--- start LISTED RECORDS ---

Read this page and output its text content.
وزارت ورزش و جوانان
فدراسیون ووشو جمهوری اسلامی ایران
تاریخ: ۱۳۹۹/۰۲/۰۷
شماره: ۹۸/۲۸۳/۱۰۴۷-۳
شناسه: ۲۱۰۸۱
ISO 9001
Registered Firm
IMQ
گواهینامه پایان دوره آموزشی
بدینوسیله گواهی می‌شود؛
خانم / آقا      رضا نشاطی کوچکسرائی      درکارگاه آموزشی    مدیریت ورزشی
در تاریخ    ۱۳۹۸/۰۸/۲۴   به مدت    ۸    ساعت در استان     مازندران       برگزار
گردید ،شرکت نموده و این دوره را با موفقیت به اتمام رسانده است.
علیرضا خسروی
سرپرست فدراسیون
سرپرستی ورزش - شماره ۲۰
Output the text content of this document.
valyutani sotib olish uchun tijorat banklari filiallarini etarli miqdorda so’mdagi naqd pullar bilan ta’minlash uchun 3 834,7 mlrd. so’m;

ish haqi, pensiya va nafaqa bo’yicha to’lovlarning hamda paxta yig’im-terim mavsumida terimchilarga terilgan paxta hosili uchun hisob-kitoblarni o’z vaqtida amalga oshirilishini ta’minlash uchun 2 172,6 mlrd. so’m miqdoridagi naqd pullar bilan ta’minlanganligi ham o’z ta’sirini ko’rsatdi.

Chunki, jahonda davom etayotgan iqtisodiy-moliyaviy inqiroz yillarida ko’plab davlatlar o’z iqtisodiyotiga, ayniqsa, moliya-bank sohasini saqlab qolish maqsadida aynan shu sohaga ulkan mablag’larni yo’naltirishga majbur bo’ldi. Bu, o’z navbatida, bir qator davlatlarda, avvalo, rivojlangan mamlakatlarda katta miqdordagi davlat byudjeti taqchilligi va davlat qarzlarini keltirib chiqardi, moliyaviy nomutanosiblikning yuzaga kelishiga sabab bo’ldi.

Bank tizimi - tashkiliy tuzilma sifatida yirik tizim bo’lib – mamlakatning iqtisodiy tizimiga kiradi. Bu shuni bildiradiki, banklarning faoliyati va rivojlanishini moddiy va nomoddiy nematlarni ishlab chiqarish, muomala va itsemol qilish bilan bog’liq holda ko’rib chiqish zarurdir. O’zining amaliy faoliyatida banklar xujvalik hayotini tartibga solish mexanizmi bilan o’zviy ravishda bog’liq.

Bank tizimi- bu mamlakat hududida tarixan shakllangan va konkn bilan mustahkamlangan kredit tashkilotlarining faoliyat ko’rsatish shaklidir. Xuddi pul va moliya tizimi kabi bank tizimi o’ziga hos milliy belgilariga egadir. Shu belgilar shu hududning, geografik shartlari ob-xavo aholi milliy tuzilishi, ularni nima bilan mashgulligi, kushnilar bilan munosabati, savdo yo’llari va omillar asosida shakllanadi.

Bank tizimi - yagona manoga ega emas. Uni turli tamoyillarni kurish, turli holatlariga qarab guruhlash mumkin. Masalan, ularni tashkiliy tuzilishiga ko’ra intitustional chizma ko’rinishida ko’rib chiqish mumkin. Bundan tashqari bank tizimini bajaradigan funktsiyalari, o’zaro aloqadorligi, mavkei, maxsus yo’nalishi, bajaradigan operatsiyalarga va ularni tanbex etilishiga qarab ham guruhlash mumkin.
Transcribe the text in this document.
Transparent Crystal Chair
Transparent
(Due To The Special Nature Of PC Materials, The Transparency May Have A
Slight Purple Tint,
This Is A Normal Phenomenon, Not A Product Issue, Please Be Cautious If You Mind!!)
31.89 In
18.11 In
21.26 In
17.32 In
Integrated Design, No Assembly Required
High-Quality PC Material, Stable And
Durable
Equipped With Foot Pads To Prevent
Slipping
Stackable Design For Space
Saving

--- end LISTED RECORDS ---

Looking at the data above, how many lines hold the word "Design"? Respond with the number alone.

> TASK RESULT: 2